Where a line holds the word "National", copy that line.

Data entries:
####
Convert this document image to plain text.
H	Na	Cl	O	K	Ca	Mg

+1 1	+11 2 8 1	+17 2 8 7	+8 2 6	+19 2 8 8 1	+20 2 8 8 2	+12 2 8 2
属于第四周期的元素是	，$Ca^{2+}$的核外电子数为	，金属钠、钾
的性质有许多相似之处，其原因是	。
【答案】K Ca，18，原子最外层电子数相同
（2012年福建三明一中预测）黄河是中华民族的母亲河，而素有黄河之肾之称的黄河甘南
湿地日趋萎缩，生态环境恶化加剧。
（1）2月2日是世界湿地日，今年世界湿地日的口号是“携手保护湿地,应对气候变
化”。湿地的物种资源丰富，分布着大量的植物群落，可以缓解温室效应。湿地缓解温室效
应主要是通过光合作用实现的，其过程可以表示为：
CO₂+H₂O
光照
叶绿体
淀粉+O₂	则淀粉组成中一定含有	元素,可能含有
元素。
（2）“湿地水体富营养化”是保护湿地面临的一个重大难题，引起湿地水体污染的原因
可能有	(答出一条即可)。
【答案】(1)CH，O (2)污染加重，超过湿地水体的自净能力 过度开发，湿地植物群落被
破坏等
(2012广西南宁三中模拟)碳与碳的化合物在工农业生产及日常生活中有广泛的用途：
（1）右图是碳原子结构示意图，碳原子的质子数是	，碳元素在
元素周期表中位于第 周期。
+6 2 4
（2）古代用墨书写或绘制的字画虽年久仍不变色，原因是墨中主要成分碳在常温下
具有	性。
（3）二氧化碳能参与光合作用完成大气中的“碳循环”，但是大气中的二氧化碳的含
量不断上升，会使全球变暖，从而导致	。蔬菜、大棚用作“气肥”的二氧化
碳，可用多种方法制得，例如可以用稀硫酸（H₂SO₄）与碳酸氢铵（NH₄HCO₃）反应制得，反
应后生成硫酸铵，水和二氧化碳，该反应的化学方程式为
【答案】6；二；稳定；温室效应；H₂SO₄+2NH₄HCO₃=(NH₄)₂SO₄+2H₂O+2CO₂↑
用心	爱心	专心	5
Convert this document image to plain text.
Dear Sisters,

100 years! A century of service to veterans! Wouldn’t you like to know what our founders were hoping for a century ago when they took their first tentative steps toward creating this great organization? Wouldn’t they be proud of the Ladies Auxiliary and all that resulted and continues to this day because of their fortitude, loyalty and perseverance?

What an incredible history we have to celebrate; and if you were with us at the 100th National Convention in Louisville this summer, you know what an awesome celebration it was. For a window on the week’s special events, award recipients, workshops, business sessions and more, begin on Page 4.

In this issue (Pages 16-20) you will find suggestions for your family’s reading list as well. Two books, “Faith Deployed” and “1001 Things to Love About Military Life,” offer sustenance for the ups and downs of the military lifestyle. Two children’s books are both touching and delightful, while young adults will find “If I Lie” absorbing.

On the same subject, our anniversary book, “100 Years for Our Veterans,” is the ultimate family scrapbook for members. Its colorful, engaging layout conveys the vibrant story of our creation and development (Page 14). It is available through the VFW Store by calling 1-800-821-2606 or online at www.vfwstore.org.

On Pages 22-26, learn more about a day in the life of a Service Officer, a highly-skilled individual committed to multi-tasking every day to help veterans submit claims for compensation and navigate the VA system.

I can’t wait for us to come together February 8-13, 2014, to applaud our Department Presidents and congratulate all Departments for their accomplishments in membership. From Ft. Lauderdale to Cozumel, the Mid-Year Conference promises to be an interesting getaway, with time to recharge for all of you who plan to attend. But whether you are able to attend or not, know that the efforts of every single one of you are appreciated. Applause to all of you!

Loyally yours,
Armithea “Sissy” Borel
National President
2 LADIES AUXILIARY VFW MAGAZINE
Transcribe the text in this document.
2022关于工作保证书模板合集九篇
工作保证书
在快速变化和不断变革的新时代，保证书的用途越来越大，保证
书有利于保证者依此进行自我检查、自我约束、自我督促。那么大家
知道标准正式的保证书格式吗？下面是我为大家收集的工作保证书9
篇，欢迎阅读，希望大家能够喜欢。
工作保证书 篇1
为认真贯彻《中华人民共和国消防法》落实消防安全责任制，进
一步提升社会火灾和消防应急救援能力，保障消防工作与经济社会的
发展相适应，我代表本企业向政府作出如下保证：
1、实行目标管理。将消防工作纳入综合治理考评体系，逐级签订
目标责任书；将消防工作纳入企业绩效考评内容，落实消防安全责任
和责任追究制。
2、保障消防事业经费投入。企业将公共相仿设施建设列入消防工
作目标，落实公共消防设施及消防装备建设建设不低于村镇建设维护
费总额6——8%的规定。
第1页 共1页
####
**Solution to the exercise**
What an incredible history we have to celebrate; and if you were with us at the 100th National Convention in Louisville this summer, you know what an awesome celebration it was. For a window on the week’s special events, award recipients, workshops, business sessions and more, begin on Page 4.
National President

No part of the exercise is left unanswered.